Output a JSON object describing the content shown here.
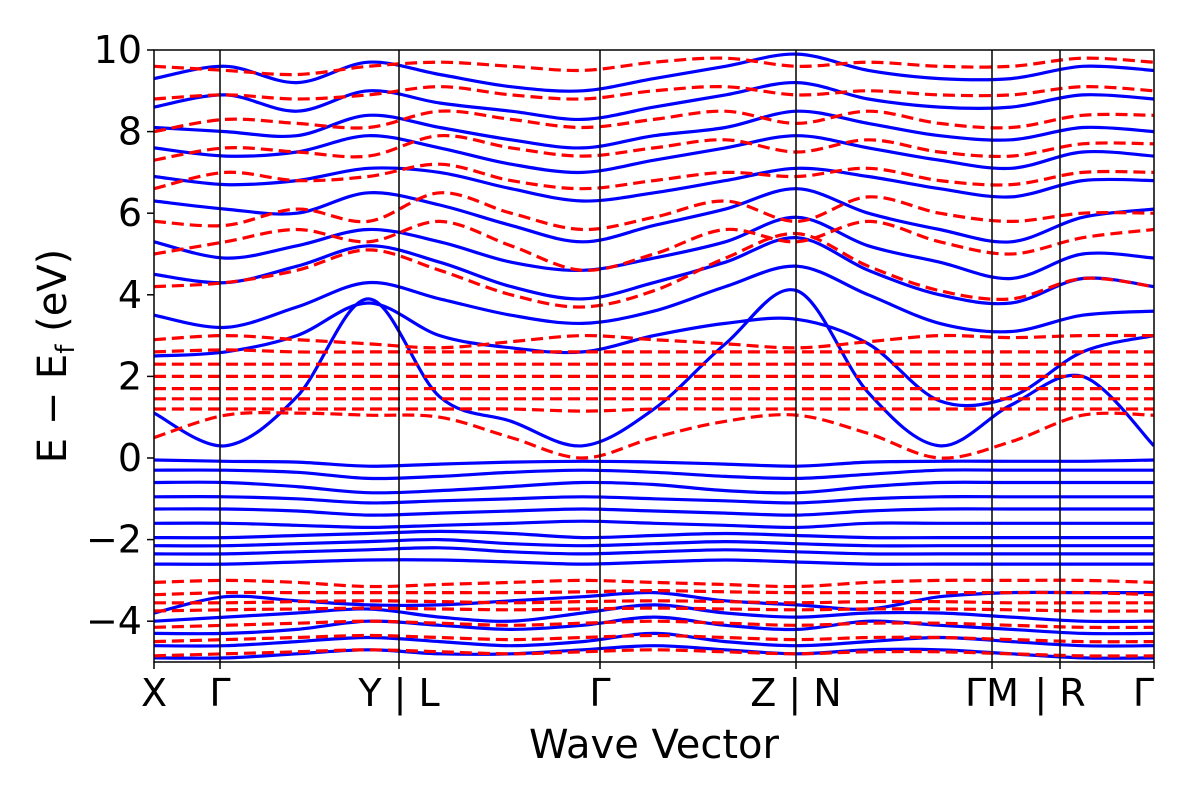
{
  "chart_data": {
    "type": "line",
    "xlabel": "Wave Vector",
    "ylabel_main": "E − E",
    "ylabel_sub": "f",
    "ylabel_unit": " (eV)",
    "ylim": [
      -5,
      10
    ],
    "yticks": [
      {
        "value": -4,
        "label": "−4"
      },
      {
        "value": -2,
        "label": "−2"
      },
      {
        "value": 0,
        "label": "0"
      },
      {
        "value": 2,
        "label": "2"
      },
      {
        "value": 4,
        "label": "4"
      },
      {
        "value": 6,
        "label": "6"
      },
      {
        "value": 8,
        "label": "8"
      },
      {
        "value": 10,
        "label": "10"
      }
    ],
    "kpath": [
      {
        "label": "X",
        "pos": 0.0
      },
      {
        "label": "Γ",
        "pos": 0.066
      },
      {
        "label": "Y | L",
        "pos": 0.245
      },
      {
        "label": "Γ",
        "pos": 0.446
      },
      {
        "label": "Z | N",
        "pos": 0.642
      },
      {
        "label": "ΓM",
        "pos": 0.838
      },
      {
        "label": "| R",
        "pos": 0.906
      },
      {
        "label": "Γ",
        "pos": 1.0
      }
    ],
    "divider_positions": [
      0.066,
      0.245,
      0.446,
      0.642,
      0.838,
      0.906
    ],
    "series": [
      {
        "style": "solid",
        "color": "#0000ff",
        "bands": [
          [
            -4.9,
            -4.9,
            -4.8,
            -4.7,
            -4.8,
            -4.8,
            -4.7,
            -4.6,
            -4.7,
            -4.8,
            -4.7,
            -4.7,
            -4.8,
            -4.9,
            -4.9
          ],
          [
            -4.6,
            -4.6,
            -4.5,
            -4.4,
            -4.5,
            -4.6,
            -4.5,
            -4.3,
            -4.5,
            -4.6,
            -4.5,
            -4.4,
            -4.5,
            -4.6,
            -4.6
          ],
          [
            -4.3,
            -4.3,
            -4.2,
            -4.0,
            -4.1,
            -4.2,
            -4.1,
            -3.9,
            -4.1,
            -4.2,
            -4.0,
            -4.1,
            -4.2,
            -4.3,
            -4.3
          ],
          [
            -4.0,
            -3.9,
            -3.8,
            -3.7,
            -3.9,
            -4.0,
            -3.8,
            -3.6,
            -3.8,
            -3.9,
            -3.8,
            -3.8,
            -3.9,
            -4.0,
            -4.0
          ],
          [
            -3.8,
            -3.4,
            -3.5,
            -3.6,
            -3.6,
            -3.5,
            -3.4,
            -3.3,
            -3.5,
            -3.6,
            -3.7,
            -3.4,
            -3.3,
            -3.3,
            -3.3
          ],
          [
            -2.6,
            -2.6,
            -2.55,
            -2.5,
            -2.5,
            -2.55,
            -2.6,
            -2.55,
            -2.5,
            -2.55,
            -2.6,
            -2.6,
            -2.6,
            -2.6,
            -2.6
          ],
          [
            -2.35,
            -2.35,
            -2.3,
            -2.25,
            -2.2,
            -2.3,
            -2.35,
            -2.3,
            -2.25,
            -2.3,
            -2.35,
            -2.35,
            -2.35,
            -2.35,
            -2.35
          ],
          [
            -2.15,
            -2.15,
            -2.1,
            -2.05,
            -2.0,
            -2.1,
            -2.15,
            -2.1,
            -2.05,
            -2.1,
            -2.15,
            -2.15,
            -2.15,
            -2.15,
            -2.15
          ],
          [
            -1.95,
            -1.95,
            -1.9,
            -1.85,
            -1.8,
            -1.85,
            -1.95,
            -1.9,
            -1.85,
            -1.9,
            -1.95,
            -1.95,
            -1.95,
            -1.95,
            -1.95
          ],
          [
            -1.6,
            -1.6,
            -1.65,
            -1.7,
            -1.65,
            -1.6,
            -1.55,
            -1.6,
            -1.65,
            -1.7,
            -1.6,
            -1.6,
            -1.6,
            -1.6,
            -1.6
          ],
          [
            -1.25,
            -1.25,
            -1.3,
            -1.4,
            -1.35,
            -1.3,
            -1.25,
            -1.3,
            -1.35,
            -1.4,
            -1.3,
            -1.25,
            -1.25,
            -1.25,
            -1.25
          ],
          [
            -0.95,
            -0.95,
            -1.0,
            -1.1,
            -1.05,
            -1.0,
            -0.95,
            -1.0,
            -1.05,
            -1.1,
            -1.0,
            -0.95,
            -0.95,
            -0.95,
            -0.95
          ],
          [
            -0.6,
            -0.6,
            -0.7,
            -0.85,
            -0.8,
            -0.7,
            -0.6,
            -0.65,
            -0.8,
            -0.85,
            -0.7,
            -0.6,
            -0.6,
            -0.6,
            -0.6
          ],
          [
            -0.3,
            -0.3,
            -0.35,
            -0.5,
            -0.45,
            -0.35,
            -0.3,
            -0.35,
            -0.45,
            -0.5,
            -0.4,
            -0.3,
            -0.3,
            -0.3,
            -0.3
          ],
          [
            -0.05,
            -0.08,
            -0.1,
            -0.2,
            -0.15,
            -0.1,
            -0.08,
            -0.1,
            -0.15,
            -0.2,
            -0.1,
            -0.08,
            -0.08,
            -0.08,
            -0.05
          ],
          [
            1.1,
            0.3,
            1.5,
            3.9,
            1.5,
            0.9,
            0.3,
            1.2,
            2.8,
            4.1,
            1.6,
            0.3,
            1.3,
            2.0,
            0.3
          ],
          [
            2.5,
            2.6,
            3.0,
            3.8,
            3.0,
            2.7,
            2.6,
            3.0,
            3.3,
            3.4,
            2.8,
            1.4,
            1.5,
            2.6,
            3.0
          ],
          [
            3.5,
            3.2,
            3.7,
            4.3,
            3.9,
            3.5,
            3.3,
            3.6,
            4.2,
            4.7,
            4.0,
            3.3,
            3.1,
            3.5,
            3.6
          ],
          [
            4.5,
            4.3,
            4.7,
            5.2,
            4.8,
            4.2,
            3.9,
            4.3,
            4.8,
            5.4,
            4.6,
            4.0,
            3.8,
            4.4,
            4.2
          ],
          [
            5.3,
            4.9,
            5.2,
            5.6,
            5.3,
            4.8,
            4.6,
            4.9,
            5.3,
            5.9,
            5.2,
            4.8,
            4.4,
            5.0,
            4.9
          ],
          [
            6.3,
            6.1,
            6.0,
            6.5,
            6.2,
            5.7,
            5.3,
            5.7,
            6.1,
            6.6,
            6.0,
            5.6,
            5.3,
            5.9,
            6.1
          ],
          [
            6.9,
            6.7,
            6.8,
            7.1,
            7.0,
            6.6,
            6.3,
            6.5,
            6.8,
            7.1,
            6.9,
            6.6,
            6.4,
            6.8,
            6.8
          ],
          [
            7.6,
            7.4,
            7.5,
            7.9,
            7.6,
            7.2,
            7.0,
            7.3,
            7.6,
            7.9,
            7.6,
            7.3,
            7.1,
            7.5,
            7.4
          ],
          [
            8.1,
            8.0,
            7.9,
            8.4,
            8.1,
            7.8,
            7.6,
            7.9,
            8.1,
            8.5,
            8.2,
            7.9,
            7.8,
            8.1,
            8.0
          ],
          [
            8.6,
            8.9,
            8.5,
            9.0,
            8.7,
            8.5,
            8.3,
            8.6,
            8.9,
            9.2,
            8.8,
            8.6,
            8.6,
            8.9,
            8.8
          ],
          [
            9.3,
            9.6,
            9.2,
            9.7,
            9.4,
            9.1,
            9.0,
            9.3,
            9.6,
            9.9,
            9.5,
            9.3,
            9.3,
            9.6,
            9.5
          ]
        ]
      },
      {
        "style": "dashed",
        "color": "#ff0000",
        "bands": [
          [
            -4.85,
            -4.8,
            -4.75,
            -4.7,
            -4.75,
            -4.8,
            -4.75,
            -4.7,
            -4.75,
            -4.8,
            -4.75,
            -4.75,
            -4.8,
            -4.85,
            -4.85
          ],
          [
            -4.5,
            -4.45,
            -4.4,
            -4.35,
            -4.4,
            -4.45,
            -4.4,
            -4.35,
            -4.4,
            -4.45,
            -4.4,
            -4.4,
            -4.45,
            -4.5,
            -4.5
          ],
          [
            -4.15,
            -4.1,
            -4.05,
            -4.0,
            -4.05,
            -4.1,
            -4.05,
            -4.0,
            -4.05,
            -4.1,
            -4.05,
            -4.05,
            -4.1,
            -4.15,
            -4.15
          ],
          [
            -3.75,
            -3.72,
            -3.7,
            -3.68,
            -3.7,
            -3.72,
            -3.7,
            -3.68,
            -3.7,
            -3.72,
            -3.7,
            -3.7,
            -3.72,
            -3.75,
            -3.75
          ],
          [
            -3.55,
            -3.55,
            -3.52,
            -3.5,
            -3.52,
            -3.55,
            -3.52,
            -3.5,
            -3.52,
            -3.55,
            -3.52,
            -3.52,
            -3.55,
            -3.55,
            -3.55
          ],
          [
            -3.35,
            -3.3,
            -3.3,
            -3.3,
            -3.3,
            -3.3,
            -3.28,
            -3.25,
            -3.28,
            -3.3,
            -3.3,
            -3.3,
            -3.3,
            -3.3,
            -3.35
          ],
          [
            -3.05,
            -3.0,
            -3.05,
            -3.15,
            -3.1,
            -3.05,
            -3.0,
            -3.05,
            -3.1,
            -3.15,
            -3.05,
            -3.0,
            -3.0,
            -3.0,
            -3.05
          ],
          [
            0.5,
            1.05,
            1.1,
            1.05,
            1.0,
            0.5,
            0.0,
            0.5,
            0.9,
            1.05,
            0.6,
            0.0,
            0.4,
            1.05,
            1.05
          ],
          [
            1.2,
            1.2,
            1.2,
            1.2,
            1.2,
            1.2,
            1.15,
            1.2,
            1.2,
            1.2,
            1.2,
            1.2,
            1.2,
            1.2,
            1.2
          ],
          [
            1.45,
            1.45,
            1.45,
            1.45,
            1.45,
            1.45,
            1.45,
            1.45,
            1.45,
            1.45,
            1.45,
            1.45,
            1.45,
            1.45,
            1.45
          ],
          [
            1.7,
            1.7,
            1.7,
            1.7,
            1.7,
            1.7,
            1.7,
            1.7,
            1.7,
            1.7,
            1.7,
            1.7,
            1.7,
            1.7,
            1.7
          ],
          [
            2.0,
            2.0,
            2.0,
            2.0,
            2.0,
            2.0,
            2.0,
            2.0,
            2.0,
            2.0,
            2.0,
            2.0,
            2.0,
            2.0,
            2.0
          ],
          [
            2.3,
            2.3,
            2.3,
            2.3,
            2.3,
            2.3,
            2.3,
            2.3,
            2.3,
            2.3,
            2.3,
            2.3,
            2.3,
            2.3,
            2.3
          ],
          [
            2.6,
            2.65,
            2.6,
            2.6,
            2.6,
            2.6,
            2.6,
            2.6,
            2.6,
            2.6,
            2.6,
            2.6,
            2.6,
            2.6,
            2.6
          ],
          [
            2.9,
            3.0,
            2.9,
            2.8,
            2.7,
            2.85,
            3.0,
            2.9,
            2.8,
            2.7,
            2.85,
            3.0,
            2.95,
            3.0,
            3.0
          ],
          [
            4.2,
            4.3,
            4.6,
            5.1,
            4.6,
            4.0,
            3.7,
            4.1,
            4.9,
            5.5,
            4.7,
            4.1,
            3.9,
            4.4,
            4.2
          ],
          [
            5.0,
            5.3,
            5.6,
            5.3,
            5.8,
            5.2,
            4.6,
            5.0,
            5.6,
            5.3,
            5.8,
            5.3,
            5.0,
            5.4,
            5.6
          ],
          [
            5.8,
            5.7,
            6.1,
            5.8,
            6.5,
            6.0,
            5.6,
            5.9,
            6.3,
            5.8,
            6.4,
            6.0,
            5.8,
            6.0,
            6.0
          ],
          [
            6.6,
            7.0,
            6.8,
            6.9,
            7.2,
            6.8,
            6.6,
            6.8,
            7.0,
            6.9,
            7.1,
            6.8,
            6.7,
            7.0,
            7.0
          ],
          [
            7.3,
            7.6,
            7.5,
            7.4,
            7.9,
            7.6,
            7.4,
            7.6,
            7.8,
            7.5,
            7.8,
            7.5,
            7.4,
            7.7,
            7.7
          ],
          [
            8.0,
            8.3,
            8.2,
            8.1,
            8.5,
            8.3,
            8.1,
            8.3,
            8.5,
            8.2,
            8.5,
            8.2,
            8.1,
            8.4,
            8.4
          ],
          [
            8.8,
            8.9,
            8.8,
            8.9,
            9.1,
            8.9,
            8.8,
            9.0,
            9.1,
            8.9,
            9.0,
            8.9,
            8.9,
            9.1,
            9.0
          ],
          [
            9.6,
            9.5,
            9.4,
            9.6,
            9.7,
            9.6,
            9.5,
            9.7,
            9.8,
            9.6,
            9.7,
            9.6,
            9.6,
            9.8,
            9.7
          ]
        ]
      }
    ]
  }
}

Instructions for the task:
Scan the lines for the string "value". Copy out each line that matches.

Solution for this task:
        "value": -4,
        "value": -2,
        "value": 0,
        "value": 2,
        "value": 4,
        "value": 6,
        "value": 8,
        "value": 10,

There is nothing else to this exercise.